Goal of the exercise: Report how many lines of the following entries include the string "heading"; respond with the number alone.

(Data excerpts)
-*-

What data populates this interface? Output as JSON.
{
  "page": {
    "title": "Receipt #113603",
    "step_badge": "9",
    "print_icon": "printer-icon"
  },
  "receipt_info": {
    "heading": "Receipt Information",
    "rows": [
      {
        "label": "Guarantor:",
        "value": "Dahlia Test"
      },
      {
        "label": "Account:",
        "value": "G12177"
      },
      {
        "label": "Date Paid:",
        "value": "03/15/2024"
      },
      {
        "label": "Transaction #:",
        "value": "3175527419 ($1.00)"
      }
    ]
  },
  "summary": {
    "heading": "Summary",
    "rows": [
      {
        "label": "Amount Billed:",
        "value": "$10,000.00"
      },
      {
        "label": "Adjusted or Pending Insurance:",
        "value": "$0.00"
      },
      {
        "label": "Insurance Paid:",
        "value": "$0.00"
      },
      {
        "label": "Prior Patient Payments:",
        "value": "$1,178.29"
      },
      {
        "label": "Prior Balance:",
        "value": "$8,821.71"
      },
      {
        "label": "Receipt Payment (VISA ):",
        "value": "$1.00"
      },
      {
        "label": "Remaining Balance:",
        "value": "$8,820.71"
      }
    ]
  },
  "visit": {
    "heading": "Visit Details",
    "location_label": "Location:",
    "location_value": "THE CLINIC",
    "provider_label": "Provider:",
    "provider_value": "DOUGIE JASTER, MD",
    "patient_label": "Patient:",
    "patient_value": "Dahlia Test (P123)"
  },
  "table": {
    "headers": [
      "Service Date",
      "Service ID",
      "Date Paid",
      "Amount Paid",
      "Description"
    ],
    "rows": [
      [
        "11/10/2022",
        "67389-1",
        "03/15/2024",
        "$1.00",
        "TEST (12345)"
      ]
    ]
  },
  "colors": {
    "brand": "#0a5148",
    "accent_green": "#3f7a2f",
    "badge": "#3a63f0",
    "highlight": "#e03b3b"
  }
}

-*-

Solution: 3